# PROBLEM DETAILS:
Single out the lines that include the word "volta". Copy them.

(Recorded data)

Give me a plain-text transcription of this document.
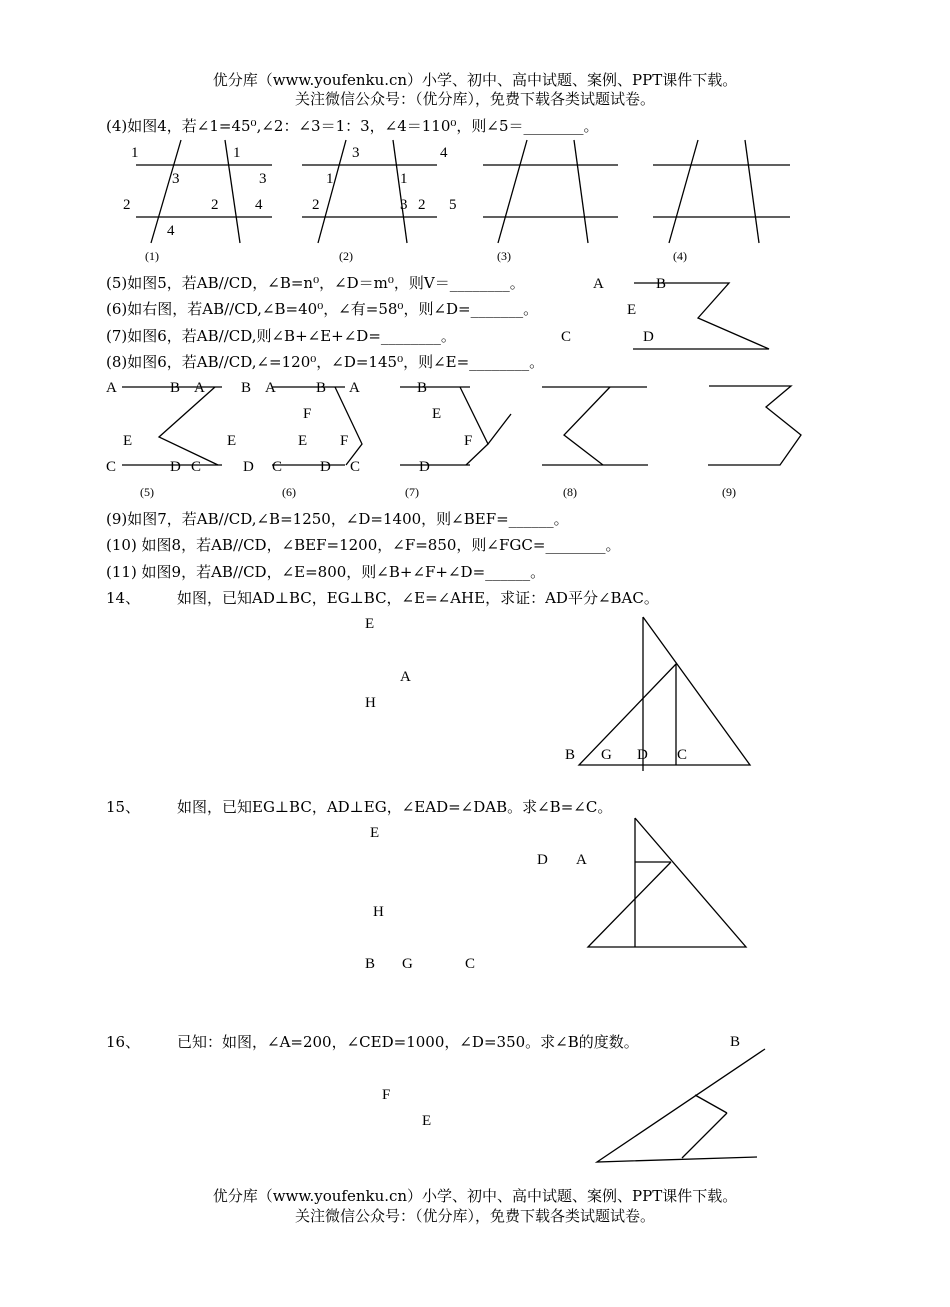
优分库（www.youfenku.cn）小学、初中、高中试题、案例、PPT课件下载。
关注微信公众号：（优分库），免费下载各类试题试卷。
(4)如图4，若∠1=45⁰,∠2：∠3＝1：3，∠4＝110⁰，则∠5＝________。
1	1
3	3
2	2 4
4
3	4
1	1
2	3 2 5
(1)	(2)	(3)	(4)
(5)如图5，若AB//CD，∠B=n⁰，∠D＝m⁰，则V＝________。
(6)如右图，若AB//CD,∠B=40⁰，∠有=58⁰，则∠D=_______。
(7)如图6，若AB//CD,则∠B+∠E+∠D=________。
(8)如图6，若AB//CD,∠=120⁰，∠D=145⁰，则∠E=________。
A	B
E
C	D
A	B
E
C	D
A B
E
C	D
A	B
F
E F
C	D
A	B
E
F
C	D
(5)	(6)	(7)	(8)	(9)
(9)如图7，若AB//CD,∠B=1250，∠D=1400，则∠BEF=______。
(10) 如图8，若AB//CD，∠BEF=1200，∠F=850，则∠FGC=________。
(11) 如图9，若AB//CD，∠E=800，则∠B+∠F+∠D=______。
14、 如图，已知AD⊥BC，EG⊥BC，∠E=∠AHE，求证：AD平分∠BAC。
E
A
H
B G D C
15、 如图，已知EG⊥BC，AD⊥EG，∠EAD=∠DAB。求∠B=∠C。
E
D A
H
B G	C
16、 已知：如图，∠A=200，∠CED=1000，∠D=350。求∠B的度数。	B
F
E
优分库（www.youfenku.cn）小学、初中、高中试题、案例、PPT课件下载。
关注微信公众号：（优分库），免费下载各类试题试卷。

* * *

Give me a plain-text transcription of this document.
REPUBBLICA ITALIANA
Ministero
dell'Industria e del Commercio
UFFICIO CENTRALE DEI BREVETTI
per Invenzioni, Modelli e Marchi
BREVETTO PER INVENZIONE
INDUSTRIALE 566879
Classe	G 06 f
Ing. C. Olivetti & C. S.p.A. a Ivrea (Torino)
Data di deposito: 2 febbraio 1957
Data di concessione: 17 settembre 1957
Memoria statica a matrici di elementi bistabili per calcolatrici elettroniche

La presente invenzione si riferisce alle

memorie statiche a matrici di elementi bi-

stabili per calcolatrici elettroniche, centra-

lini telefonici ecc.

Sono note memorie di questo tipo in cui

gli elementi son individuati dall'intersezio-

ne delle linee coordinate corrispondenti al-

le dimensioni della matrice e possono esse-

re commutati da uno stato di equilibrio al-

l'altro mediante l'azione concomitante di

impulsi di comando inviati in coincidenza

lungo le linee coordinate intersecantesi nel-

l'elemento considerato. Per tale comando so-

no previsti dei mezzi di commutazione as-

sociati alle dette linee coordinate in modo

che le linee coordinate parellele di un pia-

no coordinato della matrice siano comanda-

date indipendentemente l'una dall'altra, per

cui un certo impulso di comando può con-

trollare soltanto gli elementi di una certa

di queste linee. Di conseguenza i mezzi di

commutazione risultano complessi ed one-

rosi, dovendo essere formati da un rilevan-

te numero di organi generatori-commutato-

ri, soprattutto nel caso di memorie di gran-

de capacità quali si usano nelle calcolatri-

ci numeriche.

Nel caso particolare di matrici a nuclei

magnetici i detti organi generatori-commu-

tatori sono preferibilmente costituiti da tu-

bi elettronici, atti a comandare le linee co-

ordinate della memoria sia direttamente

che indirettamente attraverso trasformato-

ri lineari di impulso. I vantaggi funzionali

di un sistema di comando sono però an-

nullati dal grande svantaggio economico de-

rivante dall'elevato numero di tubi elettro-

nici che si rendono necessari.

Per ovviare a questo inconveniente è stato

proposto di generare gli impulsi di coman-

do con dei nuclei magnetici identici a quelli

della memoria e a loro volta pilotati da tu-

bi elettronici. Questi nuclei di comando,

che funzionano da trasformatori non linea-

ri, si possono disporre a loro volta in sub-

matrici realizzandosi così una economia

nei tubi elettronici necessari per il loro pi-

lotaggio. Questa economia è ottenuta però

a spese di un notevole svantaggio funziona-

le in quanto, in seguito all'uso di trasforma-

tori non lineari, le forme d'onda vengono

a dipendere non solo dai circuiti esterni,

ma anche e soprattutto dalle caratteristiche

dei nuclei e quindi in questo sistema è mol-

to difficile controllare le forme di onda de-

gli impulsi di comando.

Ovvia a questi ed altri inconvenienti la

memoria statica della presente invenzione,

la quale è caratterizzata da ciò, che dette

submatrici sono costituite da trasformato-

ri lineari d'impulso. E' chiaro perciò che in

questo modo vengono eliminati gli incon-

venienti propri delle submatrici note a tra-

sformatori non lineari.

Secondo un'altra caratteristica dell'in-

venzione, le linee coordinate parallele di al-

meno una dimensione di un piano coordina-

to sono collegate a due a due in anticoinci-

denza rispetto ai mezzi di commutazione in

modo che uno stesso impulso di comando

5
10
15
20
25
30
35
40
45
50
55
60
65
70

# RIGHT ANSWER:
della memoria e a loro volta pilotati da tu-
ri, si possono disporre a loro volta in sub-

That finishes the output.